** START OF Extracted entries **

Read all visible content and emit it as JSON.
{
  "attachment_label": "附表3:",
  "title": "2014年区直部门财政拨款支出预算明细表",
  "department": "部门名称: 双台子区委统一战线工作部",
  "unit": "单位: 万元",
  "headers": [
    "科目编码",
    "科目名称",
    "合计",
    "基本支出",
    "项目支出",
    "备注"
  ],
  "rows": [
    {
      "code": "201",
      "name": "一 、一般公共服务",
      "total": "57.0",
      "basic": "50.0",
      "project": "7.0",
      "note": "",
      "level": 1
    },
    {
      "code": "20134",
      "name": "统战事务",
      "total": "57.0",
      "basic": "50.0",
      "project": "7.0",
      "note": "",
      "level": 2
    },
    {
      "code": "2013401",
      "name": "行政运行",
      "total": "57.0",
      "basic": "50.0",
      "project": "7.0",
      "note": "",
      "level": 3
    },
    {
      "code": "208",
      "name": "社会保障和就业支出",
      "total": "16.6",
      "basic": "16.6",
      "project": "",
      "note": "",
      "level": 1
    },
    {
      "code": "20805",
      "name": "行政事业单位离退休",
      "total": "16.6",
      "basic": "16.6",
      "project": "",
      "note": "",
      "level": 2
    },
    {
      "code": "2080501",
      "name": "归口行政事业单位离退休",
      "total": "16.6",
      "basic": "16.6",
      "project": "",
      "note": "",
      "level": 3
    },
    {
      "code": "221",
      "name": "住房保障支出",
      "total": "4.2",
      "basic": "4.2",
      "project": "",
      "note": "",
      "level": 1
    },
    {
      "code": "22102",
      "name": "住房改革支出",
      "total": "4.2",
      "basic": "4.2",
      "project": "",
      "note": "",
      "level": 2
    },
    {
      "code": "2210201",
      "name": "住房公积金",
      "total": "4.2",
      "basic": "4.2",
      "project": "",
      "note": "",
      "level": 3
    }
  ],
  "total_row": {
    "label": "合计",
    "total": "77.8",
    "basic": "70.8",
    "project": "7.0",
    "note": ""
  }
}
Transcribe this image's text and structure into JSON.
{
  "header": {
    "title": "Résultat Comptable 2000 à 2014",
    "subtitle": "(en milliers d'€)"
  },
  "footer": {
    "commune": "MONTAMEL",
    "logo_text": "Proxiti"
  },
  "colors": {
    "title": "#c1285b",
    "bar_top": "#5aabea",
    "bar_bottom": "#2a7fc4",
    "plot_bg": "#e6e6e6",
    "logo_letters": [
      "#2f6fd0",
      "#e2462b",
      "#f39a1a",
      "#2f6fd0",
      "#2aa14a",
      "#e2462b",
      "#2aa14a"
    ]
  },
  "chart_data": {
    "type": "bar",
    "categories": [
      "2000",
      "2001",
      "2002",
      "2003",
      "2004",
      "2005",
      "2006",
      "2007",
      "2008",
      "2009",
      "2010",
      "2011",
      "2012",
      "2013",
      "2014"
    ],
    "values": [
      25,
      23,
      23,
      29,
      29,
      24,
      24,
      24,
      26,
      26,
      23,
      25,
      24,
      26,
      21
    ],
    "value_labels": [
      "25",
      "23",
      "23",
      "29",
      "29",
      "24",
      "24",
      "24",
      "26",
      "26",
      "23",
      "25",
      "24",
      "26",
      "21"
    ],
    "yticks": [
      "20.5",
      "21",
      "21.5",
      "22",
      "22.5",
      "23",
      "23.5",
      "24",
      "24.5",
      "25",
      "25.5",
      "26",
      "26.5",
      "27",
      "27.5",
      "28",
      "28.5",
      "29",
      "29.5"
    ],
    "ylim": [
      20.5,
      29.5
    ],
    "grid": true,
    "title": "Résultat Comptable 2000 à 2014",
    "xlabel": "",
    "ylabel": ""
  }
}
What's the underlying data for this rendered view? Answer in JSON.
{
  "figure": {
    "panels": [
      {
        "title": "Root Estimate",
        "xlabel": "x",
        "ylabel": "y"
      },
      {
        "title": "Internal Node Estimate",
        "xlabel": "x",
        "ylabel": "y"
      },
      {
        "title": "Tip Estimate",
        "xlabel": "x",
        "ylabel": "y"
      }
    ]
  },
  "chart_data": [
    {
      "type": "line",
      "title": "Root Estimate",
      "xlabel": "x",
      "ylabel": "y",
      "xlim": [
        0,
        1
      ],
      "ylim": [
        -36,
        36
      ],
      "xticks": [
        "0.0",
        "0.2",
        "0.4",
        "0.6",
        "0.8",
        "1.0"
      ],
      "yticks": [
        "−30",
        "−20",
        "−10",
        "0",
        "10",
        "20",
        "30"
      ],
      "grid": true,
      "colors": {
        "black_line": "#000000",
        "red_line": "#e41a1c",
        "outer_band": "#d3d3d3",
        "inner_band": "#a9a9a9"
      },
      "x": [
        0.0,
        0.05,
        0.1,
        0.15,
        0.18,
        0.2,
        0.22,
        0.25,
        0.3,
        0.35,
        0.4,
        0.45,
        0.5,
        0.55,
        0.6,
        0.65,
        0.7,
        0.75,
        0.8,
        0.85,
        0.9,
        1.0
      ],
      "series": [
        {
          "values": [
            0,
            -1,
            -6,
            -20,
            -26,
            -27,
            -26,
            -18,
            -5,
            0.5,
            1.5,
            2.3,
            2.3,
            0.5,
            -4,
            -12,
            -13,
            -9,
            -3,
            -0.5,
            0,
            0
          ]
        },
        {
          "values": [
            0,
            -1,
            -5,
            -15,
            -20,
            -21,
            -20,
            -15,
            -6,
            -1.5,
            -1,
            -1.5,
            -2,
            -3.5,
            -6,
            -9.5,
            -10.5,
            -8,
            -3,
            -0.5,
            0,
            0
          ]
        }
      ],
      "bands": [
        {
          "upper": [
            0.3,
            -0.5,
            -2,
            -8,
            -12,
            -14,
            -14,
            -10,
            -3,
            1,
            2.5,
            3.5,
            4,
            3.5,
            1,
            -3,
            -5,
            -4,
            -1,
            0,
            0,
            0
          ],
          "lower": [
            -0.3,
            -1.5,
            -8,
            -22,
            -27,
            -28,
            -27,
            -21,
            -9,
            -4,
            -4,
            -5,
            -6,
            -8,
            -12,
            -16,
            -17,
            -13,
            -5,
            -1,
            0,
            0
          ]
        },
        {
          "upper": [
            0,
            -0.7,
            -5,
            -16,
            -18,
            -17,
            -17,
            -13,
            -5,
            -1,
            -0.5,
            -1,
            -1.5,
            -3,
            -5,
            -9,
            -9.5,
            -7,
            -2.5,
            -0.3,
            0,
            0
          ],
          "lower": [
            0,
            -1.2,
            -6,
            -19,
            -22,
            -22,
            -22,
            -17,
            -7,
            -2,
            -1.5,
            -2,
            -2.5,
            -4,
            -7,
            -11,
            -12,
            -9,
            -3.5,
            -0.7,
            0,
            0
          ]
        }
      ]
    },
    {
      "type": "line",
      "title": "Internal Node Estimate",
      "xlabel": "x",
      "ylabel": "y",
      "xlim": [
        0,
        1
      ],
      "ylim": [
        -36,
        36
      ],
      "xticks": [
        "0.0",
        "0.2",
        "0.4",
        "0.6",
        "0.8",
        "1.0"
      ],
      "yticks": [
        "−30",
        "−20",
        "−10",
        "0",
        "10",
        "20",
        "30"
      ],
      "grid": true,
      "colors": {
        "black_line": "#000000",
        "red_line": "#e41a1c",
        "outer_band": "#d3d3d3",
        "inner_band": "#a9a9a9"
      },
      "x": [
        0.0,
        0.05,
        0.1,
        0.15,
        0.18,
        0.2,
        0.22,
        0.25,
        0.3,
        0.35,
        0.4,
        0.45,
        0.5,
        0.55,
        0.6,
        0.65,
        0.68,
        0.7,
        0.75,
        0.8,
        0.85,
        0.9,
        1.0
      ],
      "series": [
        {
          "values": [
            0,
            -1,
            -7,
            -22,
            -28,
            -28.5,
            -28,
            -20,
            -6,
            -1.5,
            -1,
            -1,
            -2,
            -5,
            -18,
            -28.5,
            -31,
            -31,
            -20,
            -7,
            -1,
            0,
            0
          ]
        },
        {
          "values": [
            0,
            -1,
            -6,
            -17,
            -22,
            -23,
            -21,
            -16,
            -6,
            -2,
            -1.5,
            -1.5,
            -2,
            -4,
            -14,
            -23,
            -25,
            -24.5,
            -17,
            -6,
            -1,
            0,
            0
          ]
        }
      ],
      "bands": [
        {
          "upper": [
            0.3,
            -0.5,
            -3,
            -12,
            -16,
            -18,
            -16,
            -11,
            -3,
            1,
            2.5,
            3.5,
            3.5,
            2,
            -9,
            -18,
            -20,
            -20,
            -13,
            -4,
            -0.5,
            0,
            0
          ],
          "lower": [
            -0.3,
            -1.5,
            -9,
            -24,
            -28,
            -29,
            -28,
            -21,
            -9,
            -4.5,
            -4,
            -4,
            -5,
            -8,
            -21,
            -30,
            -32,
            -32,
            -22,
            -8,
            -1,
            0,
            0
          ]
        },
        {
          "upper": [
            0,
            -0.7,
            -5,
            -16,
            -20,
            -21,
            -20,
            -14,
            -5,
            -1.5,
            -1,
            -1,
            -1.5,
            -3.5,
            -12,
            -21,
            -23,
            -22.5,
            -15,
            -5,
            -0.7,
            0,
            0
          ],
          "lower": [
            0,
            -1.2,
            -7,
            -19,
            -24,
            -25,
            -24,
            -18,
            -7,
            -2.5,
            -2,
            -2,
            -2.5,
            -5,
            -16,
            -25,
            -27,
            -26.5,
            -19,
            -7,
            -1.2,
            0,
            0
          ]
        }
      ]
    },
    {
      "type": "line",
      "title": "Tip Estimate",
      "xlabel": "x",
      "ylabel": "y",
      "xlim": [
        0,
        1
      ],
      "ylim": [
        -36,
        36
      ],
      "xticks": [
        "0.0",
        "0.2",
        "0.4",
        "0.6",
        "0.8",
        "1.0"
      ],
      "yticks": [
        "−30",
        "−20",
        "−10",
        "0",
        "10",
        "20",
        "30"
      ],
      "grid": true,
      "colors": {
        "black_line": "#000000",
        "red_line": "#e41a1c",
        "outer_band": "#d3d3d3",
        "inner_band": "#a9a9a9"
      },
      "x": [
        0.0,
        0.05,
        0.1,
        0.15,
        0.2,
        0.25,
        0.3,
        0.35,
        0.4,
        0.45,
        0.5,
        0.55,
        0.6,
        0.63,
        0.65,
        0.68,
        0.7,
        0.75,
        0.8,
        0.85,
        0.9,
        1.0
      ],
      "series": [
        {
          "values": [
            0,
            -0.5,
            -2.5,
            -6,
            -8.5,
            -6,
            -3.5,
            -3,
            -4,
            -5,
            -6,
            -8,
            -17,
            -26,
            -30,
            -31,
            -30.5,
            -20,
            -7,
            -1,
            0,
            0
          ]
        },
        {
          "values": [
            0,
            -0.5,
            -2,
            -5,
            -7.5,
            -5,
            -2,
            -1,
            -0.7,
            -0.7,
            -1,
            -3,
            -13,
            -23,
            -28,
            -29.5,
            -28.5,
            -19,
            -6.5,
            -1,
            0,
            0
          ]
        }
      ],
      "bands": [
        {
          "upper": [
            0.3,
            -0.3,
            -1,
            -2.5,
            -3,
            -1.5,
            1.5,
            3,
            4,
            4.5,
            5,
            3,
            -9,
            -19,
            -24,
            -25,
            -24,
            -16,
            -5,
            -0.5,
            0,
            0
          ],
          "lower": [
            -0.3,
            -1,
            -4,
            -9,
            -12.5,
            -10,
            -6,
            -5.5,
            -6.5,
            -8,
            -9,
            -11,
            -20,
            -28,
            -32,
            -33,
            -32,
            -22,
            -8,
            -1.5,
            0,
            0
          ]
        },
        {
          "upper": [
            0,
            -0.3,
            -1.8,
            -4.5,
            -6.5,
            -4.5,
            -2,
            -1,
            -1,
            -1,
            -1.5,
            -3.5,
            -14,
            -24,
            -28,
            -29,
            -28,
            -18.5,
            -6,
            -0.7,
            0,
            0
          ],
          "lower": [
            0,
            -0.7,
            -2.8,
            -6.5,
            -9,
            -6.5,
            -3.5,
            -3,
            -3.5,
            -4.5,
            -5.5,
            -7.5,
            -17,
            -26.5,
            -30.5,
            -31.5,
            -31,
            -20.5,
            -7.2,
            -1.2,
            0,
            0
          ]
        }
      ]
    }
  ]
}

** END OF Extracted entries **

■ **Exercise**:
Look through the data and gather every line with the string "Node" in it.

■ **Finished answer**:
        "title": "Internal Node Estimate",
      "title": "Internal Node Estimate",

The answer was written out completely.